REQUIRED TASK. Print every entry, word for word, and skip the images.

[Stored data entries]

================================

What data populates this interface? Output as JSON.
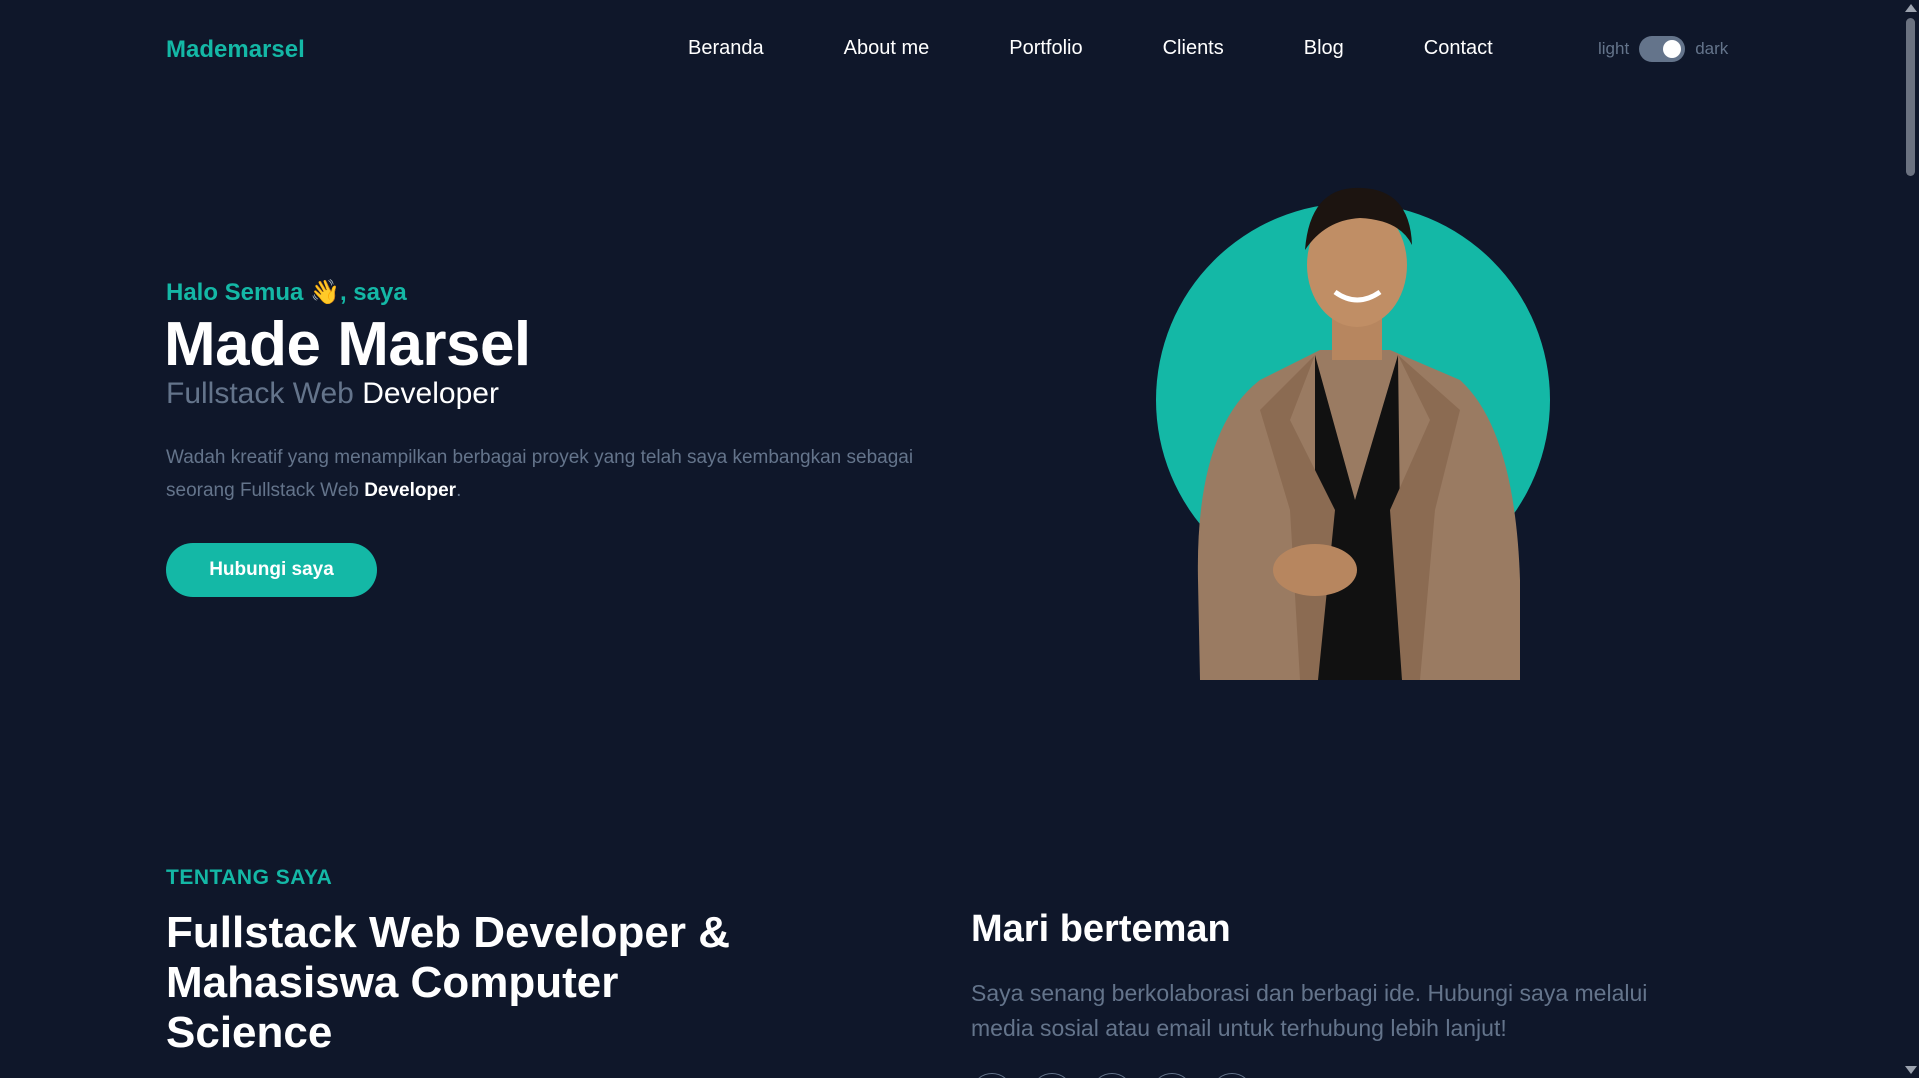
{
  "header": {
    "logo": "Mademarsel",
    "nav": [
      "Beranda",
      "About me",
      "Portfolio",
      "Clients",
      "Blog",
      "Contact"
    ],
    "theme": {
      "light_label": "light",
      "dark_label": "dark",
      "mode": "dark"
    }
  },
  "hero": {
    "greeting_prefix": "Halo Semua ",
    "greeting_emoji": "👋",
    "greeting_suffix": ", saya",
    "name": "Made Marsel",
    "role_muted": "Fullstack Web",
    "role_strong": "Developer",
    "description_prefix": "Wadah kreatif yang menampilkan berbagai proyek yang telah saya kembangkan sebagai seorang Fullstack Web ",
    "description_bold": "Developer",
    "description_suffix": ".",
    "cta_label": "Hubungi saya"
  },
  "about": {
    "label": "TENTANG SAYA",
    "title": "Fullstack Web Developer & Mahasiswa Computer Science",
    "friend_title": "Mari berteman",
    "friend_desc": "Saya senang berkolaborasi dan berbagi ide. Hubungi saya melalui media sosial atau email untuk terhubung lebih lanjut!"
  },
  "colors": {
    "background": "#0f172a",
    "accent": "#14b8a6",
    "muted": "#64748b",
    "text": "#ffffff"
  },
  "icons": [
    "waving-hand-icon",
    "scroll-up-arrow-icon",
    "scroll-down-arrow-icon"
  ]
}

================================

WRITTEN ANSWER.
What data populates this interface? Output as JSON.
{
  "header": {
    "logo": "Mademarsel",
    "nav": [
      "Beranda",
      "About me",
      "Portfolio",
      "Clients",
      "Blog",
      "Contact"
    ],
    "theme": {
      "light_label": "light",
      "dark_label": "dark",
      "mode": "dark"
    }
  },
  "hero": {
    "greeting_prefix": "Halo Semua ",
    "greeting_emoji": "👋",
    "greeting_suffix": ", saya",
    "name": "Made Marsel",
    "role_muted": "Fullstack Web",
    "role_strong": "Developer",
    "description_prefix": "Wadah kreatif yang menampilkan berbagai proyek yang telah saya kembangkan sebagai seorang Fullstack Web ",
    "description_bold": "Developer",
    "description_suffix": ".",
    "cta_label": "Hubungi saya"
  },
  "about": {
    "label": "TENTANG SAYA",
    "title": "Fullstack Web Developer & Mahasiswa Computer Science",
    "friend_title": "Mari berteman",
    "friend_desc": "Saya senang berkolaborasi dan berbagi ide. Hubungi saya melalui media sosial atau email untuk terhubung lebih lanjut!"
  },
  "colors": {
    "background": "#0f172a",
    "accent": "#14b8a6",
    "muted": "#64748b",
    "text": "#ffffff"
  },
  "icons": [
    "waving-hand-icon",
    "scroll-up-arrow-icon",
    "scroll-down-arrow-icon"
  ]
}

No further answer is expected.